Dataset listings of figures
-- start --
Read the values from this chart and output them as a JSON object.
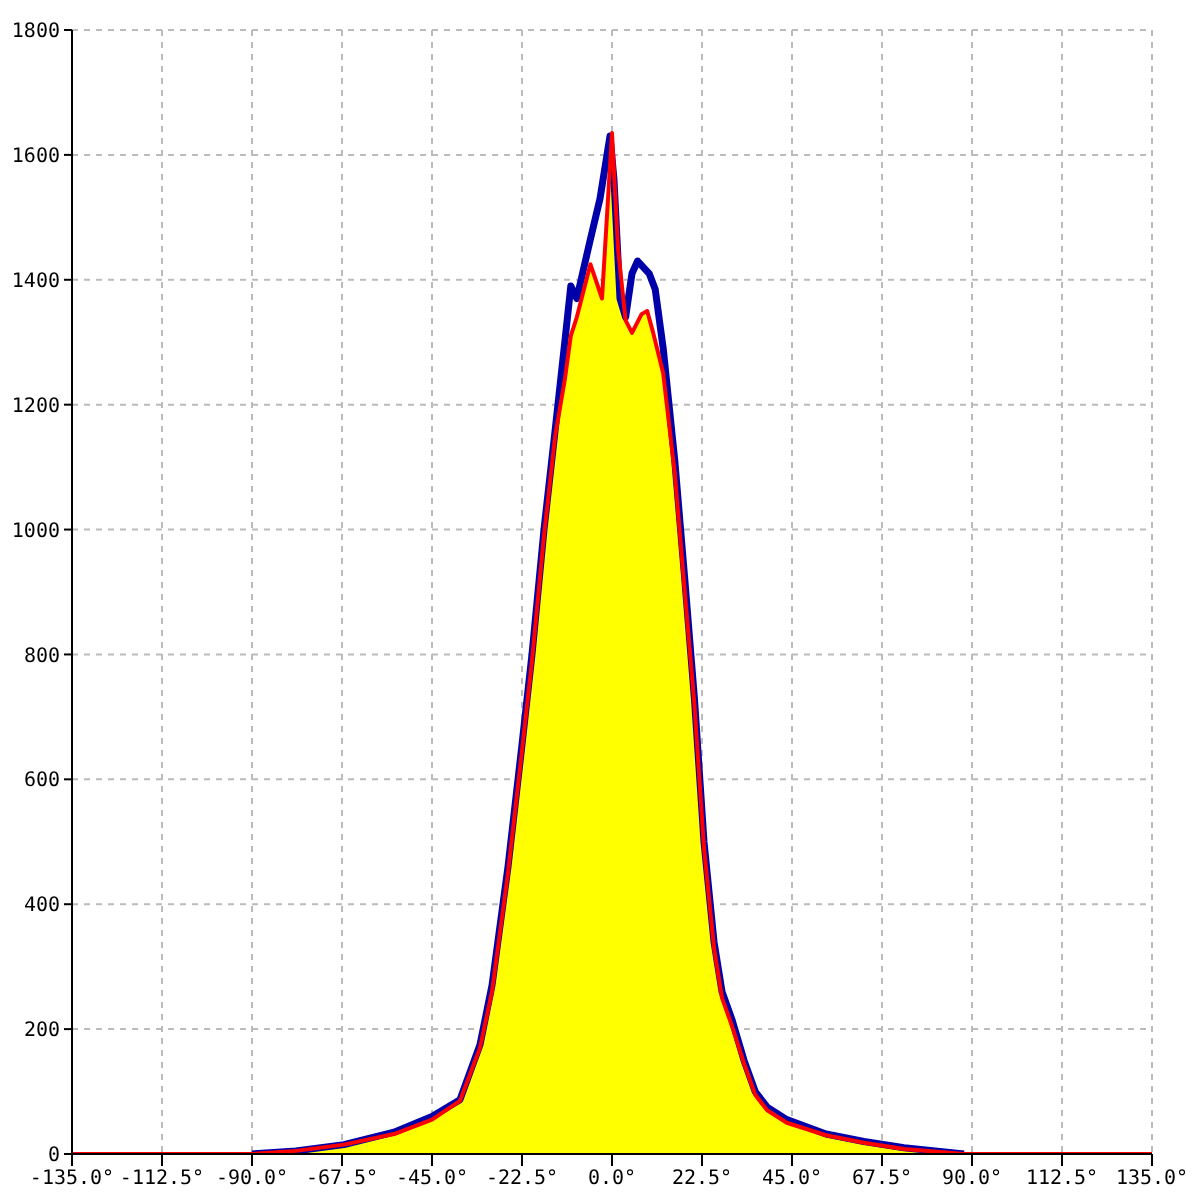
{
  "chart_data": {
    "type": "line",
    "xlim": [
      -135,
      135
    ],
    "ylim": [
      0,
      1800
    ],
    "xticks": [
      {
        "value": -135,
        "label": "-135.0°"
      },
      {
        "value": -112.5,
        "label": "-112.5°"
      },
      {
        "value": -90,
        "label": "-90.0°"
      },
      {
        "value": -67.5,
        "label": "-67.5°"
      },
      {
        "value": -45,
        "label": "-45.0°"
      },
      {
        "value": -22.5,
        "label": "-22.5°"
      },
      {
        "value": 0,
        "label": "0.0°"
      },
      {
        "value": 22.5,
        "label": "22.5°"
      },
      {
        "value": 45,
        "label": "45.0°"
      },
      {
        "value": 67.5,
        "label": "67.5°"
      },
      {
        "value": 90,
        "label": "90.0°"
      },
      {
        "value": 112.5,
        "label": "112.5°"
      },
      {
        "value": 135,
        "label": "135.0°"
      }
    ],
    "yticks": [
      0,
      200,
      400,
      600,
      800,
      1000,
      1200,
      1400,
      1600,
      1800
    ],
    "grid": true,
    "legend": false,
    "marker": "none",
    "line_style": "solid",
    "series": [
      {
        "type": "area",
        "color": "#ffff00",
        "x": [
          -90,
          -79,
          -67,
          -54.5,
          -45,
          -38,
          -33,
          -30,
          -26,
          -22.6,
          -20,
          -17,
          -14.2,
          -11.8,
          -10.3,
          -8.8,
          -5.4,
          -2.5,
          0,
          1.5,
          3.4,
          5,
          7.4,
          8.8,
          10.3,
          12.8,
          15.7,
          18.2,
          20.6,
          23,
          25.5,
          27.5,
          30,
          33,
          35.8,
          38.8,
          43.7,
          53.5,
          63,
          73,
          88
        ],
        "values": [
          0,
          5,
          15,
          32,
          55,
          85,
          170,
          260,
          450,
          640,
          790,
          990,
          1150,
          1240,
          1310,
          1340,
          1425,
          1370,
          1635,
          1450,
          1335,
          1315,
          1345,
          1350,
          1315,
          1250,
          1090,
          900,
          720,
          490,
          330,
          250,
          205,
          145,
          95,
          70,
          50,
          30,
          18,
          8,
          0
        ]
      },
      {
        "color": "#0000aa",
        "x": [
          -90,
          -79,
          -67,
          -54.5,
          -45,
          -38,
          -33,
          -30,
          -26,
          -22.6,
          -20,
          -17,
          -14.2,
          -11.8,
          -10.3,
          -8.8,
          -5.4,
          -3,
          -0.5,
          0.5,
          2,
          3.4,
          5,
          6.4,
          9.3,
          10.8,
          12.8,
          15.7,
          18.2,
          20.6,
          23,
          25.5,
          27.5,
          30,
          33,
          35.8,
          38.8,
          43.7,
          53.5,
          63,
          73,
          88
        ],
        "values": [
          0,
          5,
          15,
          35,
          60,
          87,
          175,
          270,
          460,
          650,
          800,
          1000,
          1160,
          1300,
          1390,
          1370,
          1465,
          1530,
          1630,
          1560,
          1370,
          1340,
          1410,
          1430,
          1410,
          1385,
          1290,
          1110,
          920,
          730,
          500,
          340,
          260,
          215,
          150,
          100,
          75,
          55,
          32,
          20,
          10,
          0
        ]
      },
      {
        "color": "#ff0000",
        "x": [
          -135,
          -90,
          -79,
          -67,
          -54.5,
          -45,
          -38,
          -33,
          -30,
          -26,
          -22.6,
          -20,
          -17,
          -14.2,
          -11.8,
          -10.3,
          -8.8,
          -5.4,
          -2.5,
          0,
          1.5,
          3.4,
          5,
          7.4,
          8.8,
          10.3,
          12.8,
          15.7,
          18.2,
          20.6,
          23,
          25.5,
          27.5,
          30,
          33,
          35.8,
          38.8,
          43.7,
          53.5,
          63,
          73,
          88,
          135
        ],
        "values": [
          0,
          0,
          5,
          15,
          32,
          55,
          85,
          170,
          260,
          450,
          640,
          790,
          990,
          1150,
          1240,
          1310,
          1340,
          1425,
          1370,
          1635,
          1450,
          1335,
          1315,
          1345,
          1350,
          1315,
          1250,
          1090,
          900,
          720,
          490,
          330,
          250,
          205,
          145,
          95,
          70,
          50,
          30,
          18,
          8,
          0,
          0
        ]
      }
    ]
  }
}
-- end --
AIM OF THE TASK: Gather each line of the listing that holds the string "color".

RESPONSE FOR THIS EXERCISE:
        "color": "#ffff00",
        "color": "#0000aa",
        "color": "#ff0000",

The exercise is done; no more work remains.